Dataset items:
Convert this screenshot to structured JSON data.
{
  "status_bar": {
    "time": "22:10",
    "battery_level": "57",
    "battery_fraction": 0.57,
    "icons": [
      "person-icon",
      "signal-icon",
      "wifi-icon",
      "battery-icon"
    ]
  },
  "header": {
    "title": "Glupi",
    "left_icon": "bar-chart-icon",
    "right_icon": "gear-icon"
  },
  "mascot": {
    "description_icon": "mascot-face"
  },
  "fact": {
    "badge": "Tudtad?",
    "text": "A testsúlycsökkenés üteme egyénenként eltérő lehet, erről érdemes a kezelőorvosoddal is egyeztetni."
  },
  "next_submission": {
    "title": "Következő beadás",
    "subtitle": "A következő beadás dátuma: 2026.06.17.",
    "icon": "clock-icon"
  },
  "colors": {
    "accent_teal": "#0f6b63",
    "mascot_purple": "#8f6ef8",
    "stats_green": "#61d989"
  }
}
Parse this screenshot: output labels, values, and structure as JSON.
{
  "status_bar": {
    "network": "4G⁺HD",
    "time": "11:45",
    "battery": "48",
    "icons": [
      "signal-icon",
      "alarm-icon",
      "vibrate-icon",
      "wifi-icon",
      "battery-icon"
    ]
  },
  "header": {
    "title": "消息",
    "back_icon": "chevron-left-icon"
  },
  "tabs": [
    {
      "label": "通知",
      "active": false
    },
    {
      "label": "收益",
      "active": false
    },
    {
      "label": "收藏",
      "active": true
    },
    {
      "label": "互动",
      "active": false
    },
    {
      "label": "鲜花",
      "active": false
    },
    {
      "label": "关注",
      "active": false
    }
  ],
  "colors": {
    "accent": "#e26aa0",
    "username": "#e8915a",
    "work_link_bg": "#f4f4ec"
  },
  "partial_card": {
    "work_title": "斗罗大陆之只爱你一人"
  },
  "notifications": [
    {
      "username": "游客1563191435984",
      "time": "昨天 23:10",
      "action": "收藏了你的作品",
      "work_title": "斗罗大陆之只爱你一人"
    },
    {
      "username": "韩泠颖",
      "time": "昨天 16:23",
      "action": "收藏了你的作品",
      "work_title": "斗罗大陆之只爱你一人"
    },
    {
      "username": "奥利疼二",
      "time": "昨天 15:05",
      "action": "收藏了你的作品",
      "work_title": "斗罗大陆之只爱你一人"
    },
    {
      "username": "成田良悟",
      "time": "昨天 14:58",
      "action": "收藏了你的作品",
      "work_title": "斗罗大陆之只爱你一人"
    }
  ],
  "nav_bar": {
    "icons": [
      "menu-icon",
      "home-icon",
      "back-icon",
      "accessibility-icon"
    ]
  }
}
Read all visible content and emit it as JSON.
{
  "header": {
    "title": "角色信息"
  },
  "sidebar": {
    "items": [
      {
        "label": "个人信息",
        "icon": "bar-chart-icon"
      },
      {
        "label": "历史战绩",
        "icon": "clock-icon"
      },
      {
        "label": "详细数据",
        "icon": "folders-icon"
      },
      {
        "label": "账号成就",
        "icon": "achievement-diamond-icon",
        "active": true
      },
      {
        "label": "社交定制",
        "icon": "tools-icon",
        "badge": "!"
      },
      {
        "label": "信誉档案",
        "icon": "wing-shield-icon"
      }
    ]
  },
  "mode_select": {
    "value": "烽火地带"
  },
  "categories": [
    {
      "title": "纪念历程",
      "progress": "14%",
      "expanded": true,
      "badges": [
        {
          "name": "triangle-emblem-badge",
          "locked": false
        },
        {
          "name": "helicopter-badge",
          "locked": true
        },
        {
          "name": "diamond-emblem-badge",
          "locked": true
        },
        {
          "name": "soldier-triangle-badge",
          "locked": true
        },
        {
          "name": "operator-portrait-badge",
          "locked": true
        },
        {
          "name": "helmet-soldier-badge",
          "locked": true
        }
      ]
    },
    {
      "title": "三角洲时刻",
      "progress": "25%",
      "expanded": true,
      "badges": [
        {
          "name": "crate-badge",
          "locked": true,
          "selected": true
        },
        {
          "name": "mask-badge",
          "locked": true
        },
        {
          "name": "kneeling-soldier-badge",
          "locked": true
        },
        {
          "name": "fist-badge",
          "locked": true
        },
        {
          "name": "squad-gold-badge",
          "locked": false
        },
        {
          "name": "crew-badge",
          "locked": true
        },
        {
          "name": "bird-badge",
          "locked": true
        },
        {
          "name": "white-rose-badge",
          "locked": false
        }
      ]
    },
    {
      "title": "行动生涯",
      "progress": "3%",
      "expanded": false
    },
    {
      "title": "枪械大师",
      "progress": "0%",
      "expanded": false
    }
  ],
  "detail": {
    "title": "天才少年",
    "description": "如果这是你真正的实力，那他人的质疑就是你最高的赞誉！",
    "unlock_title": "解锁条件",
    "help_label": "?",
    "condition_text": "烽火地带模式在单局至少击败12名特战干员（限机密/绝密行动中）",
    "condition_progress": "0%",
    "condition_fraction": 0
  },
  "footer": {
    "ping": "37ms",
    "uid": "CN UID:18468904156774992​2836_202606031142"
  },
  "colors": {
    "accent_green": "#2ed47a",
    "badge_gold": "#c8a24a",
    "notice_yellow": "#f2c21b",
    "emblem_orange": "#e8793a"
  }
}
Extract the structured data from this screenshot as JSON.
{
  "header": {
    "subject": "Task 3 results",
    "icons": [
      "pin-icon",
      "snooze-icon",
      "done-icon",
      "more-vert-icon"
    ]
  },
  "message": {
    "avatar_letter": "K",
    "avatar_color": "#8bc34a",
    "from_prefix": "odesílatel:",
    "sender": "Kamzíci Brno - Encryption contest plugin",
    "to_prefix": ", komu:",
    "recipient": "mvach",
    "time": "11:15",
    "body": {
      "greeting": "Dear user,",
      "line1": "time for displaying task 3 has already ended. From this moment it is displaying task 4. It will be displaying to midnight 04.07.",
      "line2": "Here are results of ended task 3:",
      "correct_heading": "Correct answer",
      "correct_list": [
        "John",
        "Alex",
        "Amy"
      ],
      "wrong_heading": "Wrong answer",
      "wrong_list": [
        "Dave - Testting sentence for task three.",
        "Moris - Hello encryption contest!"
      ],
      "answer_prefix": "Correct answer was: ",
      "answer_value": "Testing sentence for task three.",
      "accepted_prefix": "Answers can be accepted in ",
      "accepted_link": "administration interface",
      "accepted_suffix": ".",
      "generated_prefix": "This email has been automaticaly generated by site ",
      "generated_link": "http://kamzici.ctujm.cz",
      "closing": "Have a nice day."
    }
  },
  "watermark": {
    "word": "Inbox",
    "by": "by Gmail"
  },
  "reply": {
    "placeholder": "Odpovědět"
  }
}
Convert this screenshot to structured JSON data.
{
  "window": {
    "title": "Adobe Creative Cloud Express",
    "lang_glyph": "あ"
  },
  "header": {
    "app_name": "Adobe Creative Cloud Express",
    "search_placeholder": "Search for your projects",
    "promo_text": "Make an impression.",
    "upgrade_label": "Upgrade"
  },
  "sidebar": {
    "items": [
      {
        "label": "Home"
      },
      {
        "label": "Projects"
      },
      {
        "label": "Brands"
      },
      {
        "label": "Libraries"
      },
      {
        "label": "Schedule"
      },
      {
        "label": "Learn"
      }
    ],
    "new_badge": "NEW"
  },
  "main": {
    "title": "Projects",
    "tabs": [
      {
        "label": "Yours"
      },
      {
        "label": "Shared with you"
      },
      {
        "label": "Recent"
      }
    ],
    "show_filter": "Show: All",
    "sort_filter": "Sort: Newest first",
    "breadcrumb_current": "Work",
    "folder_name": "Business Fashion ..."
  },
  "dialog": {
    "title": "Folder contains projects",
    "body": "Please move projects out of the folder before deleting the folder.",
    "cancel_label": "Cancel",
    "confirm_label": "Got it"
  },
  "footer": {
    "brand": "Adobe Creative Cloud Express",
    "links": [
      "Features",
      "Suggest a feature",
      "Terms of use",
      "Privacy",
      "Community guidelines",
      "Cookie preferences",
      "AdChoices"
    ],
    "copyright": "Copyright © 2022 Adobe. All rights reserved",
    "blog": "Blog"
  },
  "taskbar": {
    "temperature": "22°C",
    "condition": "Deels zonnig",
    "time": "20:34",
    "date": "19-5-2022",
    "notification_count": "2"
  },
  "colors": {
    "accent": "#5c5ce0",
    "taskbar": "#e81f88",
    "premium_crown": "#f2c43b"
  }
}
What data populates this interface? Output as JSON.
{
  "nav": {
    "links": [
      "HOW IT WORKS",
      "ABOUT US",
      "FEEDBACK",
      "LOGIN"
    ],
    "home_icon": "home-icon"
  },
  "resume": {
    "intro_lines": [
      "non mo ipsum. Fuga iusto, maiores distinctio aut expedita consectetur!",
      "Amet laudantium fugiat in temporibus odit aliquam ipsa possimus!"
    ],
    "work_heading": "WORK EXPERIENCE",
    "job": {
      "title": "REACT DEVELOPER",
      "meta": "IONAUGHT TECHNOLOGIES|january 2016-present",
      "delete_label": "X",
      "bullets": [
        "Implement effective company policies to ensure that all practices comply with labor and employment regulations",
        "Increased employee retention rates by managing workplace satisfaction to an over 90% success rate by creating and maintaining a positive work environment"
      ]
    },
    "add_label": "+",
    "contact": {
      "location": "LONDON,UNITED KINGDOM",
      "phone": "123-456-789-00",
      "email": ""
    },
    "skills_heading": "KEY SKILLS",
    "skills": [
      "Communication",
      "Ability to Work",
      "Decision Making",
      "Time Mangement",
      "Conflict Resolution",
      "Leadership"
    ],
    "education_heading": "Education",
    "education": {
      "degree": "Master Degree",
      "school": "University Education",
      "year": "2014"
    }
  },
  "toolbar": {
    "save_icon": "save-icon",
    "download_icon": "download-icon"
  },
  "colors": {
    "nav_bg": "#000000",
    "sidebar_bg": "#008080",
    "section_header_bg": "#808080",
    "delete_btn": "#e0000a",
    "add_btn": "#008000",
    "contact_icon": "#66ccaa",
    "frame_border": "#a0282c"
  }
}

> Objective:
Copy out every line that includes the word "Cloud".

> Complete response:
    "title": "Adobe Creative Cloud Express",
    "app_name": "Adobe Creative Cloud Express",
    "brand": "Adobe Creative Cloud Express",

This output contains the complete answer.